Short exercise: Look below. Copy each line that has "index" in it.

(Saved entries)

------------

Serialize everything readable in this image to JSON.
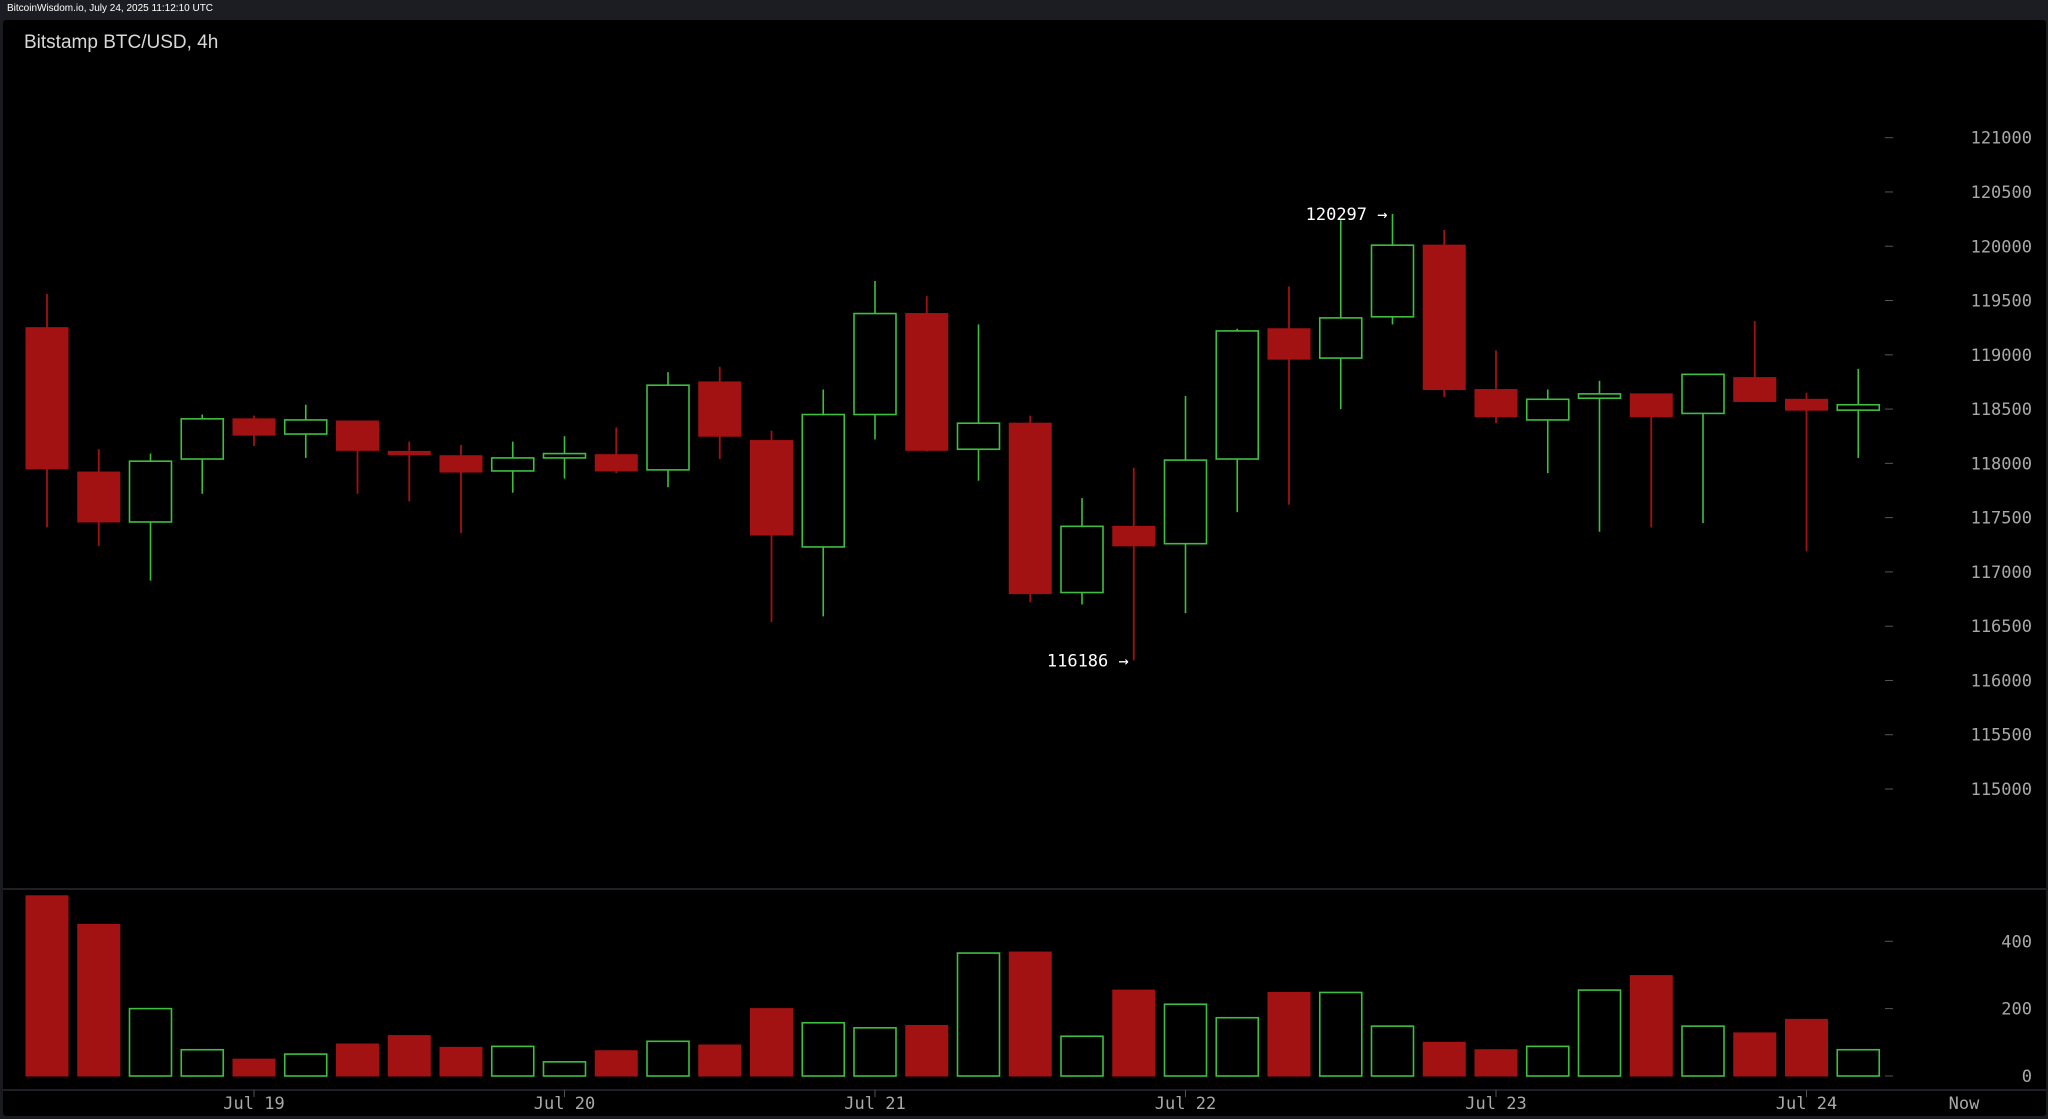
{
  "header": {
    "source": "BitcoinWisdom.io, July 24, 2025 11:12:10 UTC"
  },
  "chart_data": {
    "type": "candlestick",
    "title": "Bitstamp BTC/USD, 4h",
    "colors": {
      "up": "#3fbf3f",
      "down": "#a31212",
      "background": "#000000",
      "text": "#a9a9a9"
    },
    "price_axis": {
      "ylim": [
        114300,
        121900
      ],
      "ticks": [
        115000,
        115500,
        116000,
        116500,
        117000,
        117500,
        118000,
        118500,
        119000,
        119500,
        120000,
        120500,
        121000
      ]
    },
    "volume_axis": {
      "ylim": [
        0,
        570
      ],
      "ticks": [
        0,
        200,
        400
      ]
    },
    "x_labels": [
      {
        "text": "Jul 19",
        "index": 4
      },
      {
        "text": "Jul 20",
        "index": 10
      },
      {
        "text": "Jul 21",
        "index": 16
      },
      {
        "text": "Jul 22",
        "index": 22
      },
      {
        "text": "Jul 23",
        "index": 28
      },
      {
        "text": "Jul 24",
        "index": 34
      },
      {
        "text": "Now",
        "index": 37
      }
    ],
    "candles": [
      {
        "o": 119250,
        "h": 119560,
        "l": 117410,
        "c": 117950,
        "v": 535
      },
      {
        "o": 117920,
        "h": 118130,
        "l": 117240,
        "c": 117460,
        "v": 450
      },
      {
        "o": 117460,
        "h": 118090,
        "l": 116920,
        "c": 118020,
        "v": 200
      },
      {
        "o": 118040,
        "h": 118450,
        "l": 117720,
        "c": 118410,
        "v": 78
      },
      {
        "o": 118410,
        "h": 118440,
        "l": 118160,
        "c": 118260,
        "v": 50
      },
      {
        "o": 118270,
        "h": 118540,
        "l": 118050,
        "c": 118400,
        "v": 65
      },
      {
        "o": 118390,
        "h": 118390,
        "l": 117720,
        "c": 118120,
        "v": 95
      },
      {
        "o": 118110,
        "h": 118200,
        "l": 117650,
        "c": 118080,
        "v": 120
      },
      {
        "o": 118070,
        "h": 118170,
        "l": 117360,
        "c": 117920,
        "v": 85
      },
      {
        "o": 117930,
        "h": 118200,
        "l": 117730,
        "c": 118050,
        "v": 88
      },
      {
        "o": 118050,
        "h": 118250,
        "l": 117860,
        "c": 118090,
        "v": 42
      },
      {
        "o": 118080,
        "h": 118330,
        "l": 117910,
        "c": 117930,
        "v": 75
      },
      {
        "o": 117940,
        "h": 118840,
        "l": 117780,
        "c": 118720,
        "v": 103
      },
      {
        "o": 118750,
        "h": 118890,
        "l": 118040,
        "c": 118250,
        "v": 92
      },
      {
        "o": 118210,
        "h": 118300,
        "l": 116540,
        "c": 117340,
        "v": 200
      },
      {
        "o": 117230,
        "h": 118680,
        "l": 116590,
        "c": 118450,
        "v": 158
      },
      {
        "o": 118450,
        "h": 119680,
        "l": 118220,
        "c": 119380,
        "v": 143
      },
      {
        "o": 119380,
        "h": 119540,
        "l": 118110,
        "c": 118120,
        "v": 150
      },
      {
        "o": 118130,
        "h": 119280,
        "l": 117840,
        "c": 118370,
        "v": 365
      },
      {
        "o": 118370,
        "h": 118440,
        "l": 116720,
        "c": 116800,
        "v": 368
      },
      {
        "o": 116810,
        "h": 117680,
        "l": 116700,
        "c": 117420,
        "v": 118
      },
      {
        "o": 117420,
        "h": 117960,
        "l": 116186,
        "c": 117240,
        "v": 255
      },
      {
        "o": 117260,
        "h": 118620,
        "l": 116620,
        "c": 118030,
        "v": 213
      },
      {
        "o": 118040,
        "h": 119240,
        "l": 117550,
        "c": 119220,
        "v": 173
      },
      {
        "o": 119240,
        "h": 119630,
        "l": 117620,
        "c": 118960,
        "v": 248
      },
      {
        "o": 118970,
        "h": 120240,
        "l": 118500,
        "c": 119340,
        "v": 248
      },
      {
        "o": 119350,
        "h": 120297,
        "l": 119280,
        "c": 120010,
        "v": 148
      },
      {
        "o": 120010,
        "h": 120150,
        "l": 118610,
        "c": 118680,
        "v": 100
      },
      {
        "o": 118680,
        "h": 119040,
        "l": 118370,
        "c": 118430,
        "v": 78
      },
      {
        "o": 118400,
        "h": 118680,
        "l": 117910,
        "c": 118590,
        "v": 88
      },
      {
        "o": 118600,
        "h": 118760,
        "l": 117370,
        "c": 118640,
        "v": 255
      },
      {
        "o": 118640,
        "h": 118640,
        "l": 117410,
        "c": 118430,
        "v": 298
      },
      {
        "o": 118460,
        "h": 118820,
        "l": 117450,
        "c": 118820,
        "v": 148
      },
      {
        "o": 118790,
        "h": 119310,
        "l": 118570,
        "c": 118570,
        "v": 128
      },
      {
        "o": 118590,
        "h": 118650,
        "l": 117190,
        "c": 118490,
        "v": 168
      },
      {
        "o": 118490,
        "h": 118870,
        "l": 118050,
        "c": 118540,
        "v": 78
      }
    ],
    "annotations": [
      {
        "text": "120297 →",
        "index": 26,
        "price": 120297,
        "side": "left"
      },
      {
        "text": "116186 →",
        "index": 21,
        "price": 116186,
        "side": "left"
      }
    ]
  }
}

------------

Reply:
        "index": 4
        "index": 10
        "index": 16
        "index": 22
        "index": 28
        "index": 34
        "index": 37
        "index": 26,
        "index": 21,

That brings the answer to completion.